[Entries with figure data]
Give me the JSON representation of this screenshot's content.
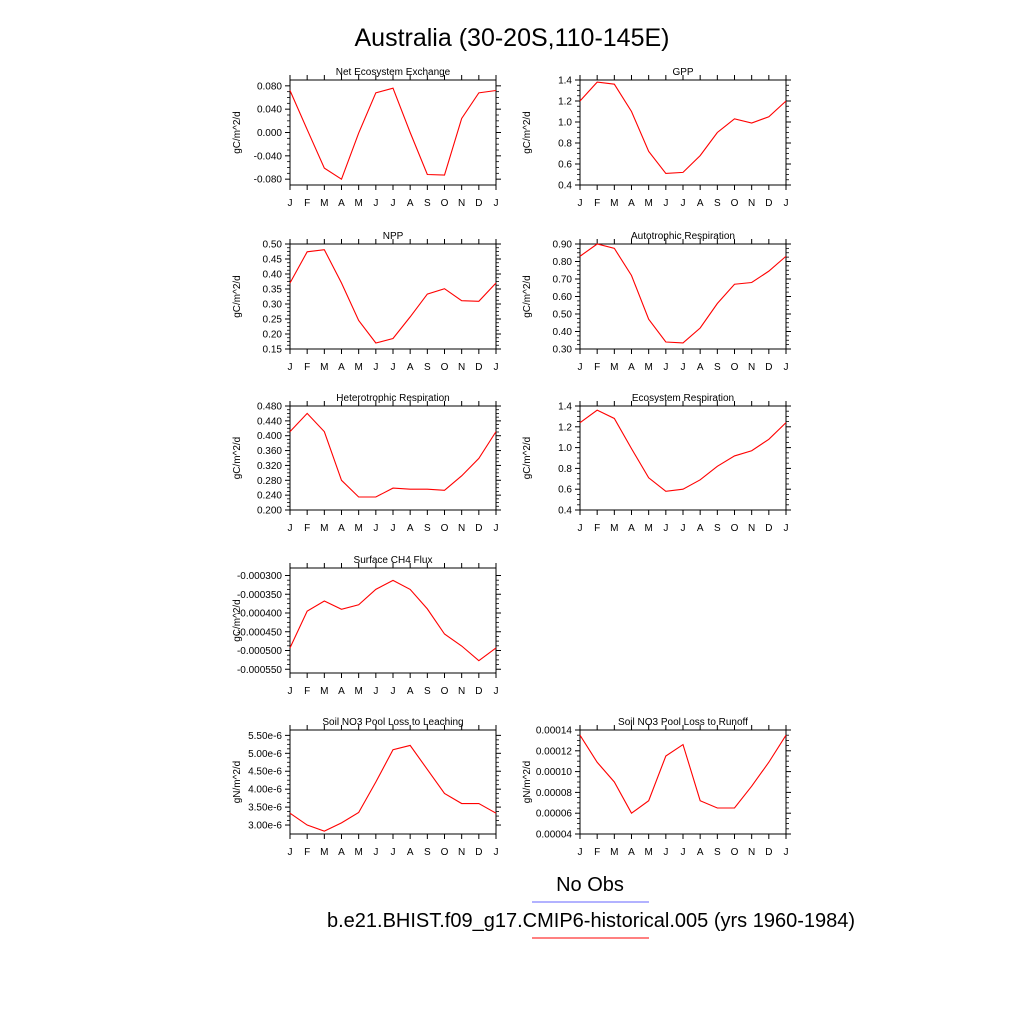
{
  "title": "Australia (30-20S,110-145E)",
  "colors": {
    "model": "#ff0000",
    "obs": "#6666ff",
    "axis": "#000000"
  },
  "legend": {
    "obs_label": "No Obs",
    "model_label": "b.e21.BHIST.f09_g17.CMIP6-historical.005 (yrs 1960-1984)"
  },
  "months": [
    "J",
    "F",
    "M",
    "A",
    "M",
    "J",
    "J",
    "A",
    "S",
    "O",
    "N",
    "D",
    "J"
  ],
  "chart_data": [
    {
      "type": "line",
      "title": "Net Ecosystem Exchange",
      "ylabel": "gC/m^2/d",
      "ylim": [
        -0.09,
        0.09
      ],
      "yticks": [
        -0.08,
        -0.04,
        0.0,
        0.04,
        0.08
      ],
      "yticklabels": [
        "-0.080",
        "-0.040",
        "0.000",
        "0.040",
        "0.080"
      ],
      "x": [
        "J",
        "F",
        "M",
        "A",
        "M",
        "J",
        "J",
        "A",
        "S",
        "O",
        "N",
        "D",
        "J"
      ],
      "series": [
        {
          "values": [
            0.072,
            0.005,
            -0.061,
            -0.08,
            -0.001,
            0.068,
            0.076,
            0.0,
            -0.072,
            -0.073,
            0.024,
            0.068,
            0.072
          ]
        }
      ]
    },
    {
      "type": "line",
      "title": "GPP",
      "ylabel": "gC/m^2/d",
      "ylim": [
        0.4,
        1.4
      ],
      "yticks": [
        0.4,
        0.6,
        0.8,
        1.0,
        1.2,
        1.4
      ],
      "yticklabels": [
        "0.4",
        "0.6",
        "0.8",
        "1.0",
        "1.2",
        "1.4"
      ],
      "x": [
        "J",
        "F",
        "M",
        "A",
        "M",
        "J",
        "J",
        "A",
        "S",
        "O",
        "N",
        "D",
        "J"
      ],
      "series": [
        {
          "values": [
            1.2,
            1.38,
            1.36,
            1.1,
            0.72,
            0.51,
            0.52,
            0.68,
            0.9,
            1.03,
            0.99,
            1.05,
            1.2
          ]
        }
      ]
    },
    {
      "type": "line",
      "title": "NPP",
      "ylabel": "gC/m^2/d",
      "ylim": [
        0.15,
        0.5
      ],
      "yticks": [
        0.15,
        0.2,
        0.25,
        0.3,
        0.35,
        0.4,
        0.45,
        0.5
      ],
      "yticklabels": [
        "0.15",
        "0.20",
        "0.25",
        "0.30",
        "0.35",
        "0.40",
        "0.45",
        "0.50"
      ],
      "x": [
        "J",
        "F",
        "M",
        "A",
        "M",
        "J",
        "J",
        "A",
        "S",
        "O",
        "N",
        "D",
        "J"
      ],
      "series": [
        {
          "values": [
            0.37,
            0.474,
            0.481,
            0.37,
            0.245,
            0.17,
            0.185,
            0.257,
            0.333,
            0.351,
            0.311,
            0.309,
            0.37
          ]
        }
      ]
    },
    {
      "type": "line",
      "title": "Autotrophic Respiration",
      "ylabel": "gC/m^2/d",
      "ylim": [
        0.3,
        0.9
      ],
      "yticks": [
        0.3,
        0.4,
        0.5,
        0.6,
        0.7,
        0.8,
        0.9
      ],
      "yticklabels": [
        "0.30",
        "0.40",
        "0.50",
        "0.60",
        "0.70",
        "0.80",
        "0.90"
      ],
      "x": [
        "J",
        "F",
        "M",
        "A",
        "M",
        "J",
        "J",
        "A",
        "S",
        "O",
        "N",
        "D",
        "J"
      ],
      "series": [
        {
          "values": [
            0.83,
            0.9,
            0.875,
            0.72,
            0.47,
            0.34,
            0.335,
            0.42,
            0.56,
            0.67,
            0.68,
            0.745,
            0.83
          ]
        }
      ]
    },
    {
      "type": "line",
      "title": "Heterotrophic Respiration",
      "ylabel": "gC/m^2/d",
      "ylim": [
        0.2,
        0.48
      ],
      "yticks": [
        0.2,
        0.24,
        0.28,
        0.32,
        0.36,
        0.4,
        0.44,
        0.48
      ],
      "yticklabels": [
        "0.200",
        "0.240",
        "0.280",
        "0.320",
        "0.360",
        "0.400",
        "0.440",
        "0.480"
      ],
      "x": [
        "J",
        "F",
        "M",
        "A",
        "M",
        "J",
        "J",
        "A",
        "S",
        "O",
        "N",
        "D",
        "J"
      ],
      "series": [
        {
          "values": [
            0.411,
            0.46,
            0.411,
            0.28,
            0.235,
            0.235,
            0.259,
            0.256,
            0.256,
            0.253,
            0.292,
            0.339,
            0.411
          ]
        }
      ]
    },
    {
      "type": "line",
      "title": "Ecosystem Respiration",
      "ylabel": "gC/m^2/d",
      "ylim": [
        0.4,
        1.4
      ],
      "yticks": [
        0.4,
        0.6,
        0.8,
        1.0,
        1.2,
        1.4
      ],
      "yticklabels": [
        "0.4",
        "0.6",
        "0.8",
        "1.0",
        "1.2",
        "1.4"
      ],
      "x": [
        "J",
        "F",
        "M",
        "A",
        "M",
        "J",
        "J",
        "A",
        "S",
        "O",
        "N",
        "D",
        "J"
      ],
      "series": [
        {
          "values": [
            1.24,
            1.36,
            1.28,
            0.99,
            0.71,
            0.58,
            0.6,
            0.69,
            0.82,
            0.92,
            0.97,
            1.08,
            1.24
          ]
        }
      ]
    },
    {
      "type": "line",
      "title": "Surface CH4 Flux",
      "ylabel": "gC/m^2/d",
      "ylim": [
        -0.00056,
        -0.00028
      ],
      "yticks": [
        -0.00055,
        -0.0005,
        -0.00045,
        -0.0004,
        -0.00035,
        -0.0003
      ],
      "yticklabels": [
        "-0.000550",
        "-0.000500",
        "-0.000450",
        "-0.000400",
        "-0.000350",
        "-0.000300"
      ],
      "x": [
        "J",
        "F",
        "M",
        "A",
        "M",
        "J",
        "J",
        "A",
        "S",
        "O",
        "N",
        "D",
        "J"
      ],
      "series": [
        {
          "values": [
            -0.000493,
            -0.000395,
            -0.000368,
            -0.00039,
            -0.000378,
            -0.000337,
            -0.000313,
            -0.000337,
            -0.000389,
            -0.000456,
            -0.000488,
            -0.000527,
            -0.000493
          ]
        }
      ]
    },
    {
      "type": "line",
      "title": "Soil NO3 Pool Loss to Leaching",
      "ylabel": "gN/m^2/d",
      "ylim": [
        2.75e-06,
        5.65e-06
      ],
      "yticks": [
        3e-06,
        3.5e-06,
        4e-06,
        4.5e-06,
        5e-06,
        5.5e-06
      ],
      "yticklabels": [
        "3.00e-6",
        "3.50e-6",
        "4.00e-6",
        "4.50e-6",
        "5.00e-6",
        "5.50e-6"
      ],
      "x": [
        "J",
        "F",
        "M",
        "A",
        "M",
        "J",
        "J",
        "A",
        "S",
        "O",
        "N",
        "D",
        "J"
      ],
      "series": [
        {
          "values": [
            3.33e-06,
            3e-06,
            2.83e-06,
            3.06e-06,
            3.35e-06,
            4.2e-06,
            5.1e-06,
            5.22e-06,
            4.55e-06,
            3.88e-06,
            3.6e-06,
            3.6e-06,
            3.33e-06
          ]
        }
      ]
    },
    {
      "type": "line",
      "title": "Soil NO3 Pool Loss to Runoff",
      "ylabel": "gN/m^2/d",
      "ylim": [
        4e-05,
        0.00014
      ],
      "yticks": [
        4e-05,
        6e-05,
        8e-05,
        0.0001,
        0.00012,
        0.00014
      ],
      "yticklabels": [
        "0.00004",
        "0.00006",
        "0.00008",
        "0.00010",
        "0.00012",
        "0.00014"
      ],
      "x": [
        "J",
        "F",
        "M",
        "A",
        "M",
        "J",
        "J",
        "A",
        "S",
        "O",
        "N",
        "D",
        "J"
      ],
      "series": [
        {
          "values": [
            0.000135,
            0.000109,
            9e-05,
            6e-05,
            7.2e-05,
            0.000115,
            0.000126,
            7.2e-05,
            6.5e-05,
            6.5e-05,
            8.6e-05,
            0.000109,
            0.000135
          ]
        }
      ]
    }
  ]
}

# GOAL:
Provide the number of lines in the entries that include "Respiration", and no other text.

# COMPLETE RESPONSE:
3